* **CHALLENGE**
Every line below that holds the string "interference" should be copied out.

start RECORD SET

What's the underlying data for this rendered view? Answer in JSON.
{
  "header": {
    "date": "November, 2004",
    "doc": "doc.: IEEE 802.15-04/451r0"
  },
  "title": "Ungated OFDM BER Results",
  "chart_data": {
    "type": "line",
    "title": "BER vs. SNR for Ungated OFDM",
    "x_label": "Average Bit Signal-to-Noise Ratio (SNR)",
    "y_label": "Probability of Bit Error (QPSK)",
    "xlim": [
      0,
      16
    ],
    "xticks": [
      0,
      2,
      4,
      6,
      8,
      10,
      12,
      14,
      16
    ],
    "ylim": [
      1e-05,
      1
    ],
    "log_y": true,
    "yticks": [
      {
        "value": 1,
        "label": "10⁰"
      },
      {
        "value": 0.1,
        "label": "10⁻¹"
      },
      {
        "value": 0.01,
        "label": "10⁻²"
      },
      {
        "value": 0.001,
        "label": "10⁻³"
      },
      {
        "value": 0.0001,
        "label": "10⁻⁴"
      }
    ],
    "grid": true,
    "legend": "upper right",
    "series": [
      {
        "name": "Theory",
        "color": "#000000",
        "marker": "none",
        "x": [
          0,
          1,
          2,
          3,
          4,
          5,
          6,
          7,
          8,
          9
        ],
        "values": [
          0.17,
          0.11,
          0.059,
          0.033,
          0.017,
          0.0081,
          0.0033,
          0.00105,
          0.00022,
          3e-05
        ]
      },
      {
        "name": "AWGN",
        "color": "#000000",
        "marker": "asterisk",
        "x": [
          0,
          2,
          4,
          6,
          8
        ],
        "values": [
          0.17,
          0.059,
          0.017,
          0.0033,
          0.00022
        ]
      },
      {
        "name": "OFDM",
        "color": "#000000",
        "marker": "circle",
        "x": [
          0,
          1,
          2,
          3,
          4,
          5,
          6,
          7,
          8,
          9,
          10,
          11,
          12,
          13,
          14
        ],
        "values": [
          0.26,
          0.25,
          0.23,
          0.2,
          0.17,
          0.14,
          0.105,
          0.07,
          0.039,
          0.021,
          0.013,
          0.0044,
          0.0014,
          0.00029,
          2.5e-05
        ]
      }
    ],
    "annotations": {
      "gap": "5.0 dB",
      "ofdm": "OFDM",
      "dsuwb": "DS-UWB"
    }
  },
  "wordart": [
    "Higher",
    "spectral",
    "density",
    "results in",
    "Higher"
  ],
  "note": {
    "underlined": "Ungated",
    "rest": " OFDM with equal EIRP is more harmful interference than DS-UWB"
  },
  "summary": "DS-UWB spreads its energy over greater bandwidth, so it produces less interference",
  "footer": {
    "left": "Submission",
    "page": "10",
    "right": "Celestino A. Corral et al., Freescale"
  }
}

end RECORD SET

* **EXERCISE SOLUTION**
    "rest": " OFDM with equal EIRP is more harmful interference than DS-UWB"
  "summary": "DS-UWB spreads its energy over greater bandwidth, so it produces less interference",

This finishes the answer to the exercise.